Look through the material and copy each line holding "name".

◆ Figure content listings

##########

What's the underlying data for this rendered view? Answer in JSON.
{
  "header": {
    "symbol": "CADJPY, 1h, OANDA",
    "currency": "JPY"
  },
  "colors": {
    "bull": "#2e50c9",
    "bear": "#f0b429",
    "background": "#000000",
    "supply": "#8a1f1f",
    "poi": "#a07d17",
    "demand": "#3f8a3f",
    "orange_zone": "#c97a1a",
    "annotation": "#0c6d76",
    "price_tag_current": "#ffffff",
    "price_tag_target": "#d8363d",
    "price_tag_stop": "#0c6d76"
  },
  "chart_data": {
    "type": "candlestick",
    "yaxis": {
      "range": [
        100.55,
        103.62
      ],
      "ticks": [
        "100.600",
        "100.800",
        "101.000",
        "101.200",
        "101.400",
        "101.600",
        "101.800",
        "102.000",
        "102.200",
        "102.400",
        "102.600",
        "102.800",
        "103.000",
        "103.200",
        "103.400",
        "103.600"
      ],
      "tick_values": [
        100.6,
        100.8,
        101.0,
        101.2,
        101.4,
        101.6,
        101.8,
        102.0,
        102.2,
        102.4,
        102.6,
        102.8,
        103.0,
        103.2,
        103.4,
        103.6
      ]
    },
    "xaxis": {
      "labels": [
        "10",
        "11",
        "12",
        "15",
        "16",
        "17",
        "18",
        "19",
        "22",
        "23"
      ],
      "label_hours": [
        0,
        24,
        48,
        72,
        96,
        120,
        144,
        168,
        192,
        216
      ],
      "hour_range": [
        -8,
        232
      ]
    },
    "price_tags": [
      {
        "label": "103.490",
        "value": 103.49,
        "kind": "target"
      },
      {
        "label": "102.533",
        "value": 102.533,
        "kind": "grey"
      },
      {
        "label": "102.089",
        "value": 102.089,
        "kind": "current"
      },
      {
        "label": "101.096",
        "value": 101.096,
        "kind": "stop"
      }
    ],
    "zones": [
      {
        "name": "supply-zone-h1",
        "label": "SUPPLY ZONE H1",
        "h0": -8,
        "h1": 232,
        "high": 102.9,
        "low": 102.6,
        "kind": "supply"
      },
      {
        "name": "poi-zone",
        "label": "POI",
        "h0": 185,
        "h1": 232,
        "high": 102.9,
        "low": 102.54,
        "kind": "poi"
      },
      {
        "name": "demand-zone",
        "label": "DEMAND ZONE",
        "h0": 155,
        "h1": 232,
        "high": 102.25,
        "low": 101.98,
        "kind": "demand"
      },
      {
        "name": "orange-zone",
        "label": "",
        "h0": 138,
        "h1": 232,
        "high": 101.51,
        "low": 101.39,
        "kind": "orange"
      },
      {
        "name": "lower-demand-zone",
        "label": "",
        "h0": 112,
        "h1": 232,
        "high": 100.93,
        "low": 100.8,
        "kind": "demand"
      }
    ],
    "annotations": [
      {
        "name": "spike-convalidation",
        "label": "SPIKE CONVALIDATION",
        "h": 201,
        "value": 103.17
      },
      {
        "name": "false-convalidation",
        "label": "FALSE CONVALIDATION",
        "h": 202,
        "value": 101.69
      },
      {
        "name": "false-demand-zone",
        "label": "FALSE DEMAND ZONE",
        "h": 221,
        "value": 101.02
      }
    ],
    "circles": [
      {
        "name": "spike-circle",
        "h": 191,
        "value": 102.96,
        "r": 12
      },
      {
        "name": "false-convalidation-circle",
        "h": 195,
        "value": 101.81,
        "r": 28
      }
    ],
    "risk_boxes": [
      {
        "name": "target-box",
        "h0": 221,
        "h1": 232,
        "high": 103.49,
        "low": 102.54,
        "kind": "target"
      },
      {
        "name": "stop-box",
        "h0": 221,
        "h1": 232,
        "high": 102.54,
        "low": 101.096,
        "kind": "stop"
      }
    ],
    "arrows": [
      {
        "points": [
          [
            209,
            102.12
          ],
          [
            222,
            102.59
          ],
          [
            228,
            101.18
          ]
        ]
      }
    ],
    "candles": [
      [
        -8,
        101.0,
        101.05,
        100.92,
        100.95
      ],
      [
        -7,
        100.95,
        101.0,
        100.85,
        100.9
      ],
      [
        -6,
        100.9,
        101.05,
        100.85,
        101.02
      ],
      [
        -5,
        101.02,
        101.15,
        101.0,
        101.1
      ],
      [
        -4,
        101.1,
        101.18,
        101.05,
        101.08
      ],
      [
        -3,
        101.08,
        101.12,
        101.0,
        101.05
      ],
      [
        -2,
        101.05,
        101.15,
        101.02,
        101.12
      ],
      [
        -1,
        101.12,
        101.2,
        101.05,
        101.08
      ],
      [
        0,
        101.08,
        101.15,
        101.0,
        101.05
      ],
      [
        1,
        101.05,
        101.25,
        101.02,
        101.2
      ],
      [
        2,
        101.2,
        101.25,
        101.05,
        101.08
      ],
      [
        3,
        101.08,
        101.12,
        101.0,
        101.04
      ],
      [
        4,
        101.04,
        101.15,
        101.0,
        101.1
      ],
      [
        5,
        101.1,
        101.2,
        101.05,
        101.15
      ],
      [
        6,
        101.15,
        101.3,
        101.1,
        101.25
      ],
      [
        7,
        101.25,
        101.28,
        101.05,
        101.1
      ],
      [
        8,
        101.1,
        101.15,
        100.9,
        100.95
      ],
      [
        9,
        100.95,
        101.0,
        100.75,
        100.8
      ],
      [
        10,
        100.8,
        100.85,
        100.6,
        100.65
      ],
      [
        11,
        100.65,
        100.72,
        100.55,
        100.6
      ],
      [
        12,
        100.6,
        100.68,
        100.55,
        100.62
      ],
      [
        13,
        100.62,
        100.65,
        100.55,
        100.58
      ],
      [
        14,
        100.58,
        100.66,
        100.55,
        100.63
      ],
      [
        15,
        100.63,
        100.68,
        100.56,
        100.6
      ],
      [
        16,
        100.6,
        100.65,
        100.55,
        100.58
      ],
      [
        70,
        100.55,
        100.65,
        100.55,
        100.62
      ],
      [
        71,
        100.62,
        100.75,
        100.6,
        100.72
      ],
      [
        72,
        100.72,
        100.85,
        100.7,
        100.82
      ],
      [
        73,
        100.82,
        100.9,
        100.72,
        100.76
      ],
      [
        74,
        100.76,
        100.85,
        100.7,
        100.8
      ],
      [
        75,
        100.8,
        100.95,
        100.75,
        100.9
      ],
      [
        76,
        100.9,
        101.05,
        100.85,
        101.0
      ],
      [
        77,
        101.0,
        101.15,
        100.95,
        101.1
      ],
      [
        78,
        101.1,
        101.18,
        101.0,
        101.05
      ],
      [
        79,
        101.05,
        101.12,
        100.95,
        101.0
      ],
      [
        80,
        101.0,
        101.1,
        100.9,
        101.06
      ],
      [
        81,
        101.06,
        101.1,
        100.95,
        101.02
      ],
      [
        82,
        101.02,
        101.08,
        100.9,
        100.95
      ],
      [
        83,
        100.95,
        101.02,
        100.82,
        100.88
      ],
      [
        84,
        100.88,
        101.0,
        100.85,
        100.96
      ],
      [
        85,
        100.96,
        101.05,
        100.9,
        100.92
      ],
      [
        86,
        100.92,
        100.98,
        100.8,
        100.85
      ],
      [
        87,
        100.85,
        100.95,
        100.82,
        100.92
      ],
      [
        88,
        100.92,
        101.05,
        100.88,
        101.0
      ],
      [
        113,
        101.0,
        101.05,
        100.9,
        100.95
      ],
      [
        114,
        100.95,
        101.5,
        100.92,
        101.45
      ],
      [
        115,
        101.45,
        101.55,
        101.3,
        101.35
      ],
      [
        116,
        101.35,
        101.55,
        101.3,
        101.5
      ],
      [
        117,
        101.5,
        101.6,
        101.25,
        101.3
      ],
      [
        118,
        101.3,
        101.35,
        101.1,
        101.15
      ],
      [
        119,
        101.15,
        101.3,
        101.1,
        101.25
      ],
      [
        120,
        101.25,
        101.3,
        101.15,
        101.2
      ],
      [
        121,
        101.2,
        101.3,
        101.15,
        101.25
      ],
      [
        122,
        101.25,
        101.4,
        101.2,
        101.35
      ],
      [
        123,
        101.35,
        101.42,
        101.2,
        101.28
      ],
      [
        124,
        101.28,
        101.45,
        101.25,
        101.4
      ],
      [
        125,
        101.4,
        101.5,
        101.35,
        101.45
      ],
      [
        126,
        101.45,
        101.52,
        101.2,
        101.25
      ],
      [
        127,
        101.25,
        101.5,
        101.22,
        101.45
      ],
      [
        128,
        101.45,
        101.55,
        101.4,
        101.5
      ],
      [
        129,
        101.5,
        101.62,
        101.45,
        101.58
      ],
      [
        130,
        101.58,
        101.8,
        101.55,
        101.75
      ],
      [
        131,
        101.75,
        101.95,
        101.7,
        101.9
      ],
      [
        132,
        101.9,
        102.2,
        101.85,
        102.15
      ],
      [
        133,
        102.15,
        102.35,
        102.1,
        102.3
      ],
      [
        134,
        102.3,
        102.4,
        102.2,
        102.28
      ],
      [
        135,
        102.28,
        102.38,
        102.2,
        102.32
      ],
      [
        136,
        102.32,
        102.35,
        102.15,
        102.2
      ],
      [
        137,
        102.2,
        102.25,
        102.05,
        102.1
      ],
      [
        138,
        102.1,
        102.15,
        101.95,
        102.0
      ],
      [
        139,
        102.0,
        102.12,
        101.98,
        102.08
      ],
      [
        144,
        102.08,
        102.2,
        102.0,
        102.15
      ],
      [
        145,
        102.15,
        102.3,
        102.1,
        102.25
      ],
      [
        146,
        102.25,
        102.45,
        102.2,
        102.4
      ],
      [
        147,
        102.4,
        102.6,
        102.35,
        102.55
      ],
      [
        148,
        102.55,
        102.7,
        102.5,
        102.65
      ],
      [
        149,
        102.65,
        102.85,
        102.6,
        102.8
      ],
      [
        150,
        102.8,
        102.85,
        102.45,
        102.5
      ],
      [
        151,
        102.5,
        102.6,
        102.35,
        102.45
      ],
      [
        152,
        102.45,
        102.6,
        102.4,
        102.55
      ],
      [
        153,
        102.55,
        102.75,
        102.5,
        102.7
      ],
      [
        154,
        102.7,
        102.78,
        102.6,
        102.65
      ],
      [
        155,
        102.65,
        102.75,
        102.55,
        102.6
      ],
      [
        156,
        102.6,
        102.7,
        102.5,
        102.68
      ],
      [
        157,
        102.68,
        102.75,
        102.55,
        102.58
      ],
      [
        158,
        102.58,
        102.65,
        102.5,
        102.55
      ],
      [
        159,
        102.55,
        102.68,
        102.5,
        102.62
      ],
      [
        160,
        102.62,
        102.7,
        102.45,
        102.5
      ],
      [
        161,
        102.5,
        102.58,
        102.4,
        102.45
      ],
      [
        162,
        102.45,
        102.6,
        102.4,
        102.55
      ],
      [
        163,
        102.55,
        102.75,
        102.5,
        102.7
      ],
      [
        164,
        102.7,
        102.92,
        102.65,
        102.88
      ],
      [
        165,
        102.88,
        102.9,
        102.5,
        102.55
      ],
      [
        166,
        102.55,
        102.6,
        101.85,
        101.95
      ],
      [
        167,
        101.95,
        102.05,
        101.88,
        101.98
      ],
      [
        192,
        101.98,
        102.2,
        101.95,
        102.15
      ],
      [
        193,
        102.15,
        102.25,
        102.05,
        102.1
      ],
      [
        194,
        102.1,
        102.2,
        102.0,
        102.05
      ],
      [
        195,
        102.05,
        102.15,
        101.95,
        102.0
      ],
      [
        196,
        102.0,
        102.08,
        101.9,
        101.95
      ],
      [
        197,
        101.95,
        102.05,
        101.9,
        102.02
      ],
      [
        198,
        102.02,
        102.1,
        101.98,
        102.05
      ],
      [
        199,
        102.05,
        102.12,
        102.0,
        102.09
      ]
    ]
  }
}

##########

◆ WRITTEN ANSWER
        "name": "supply-zone-h1",
        "name": "poi-zone",
        "name": "demand-zone",
        "name": "orange-zone",
        "name": "lower-demand-zone",
        "name": "spike-convalidation",
        "name": "false-convalidation",
        "name": "false-demand-zone",
        "name": "spike-circle",
        "name": "false-convalidation-circle",
        "name": "target-box",
        "name": "stop-box",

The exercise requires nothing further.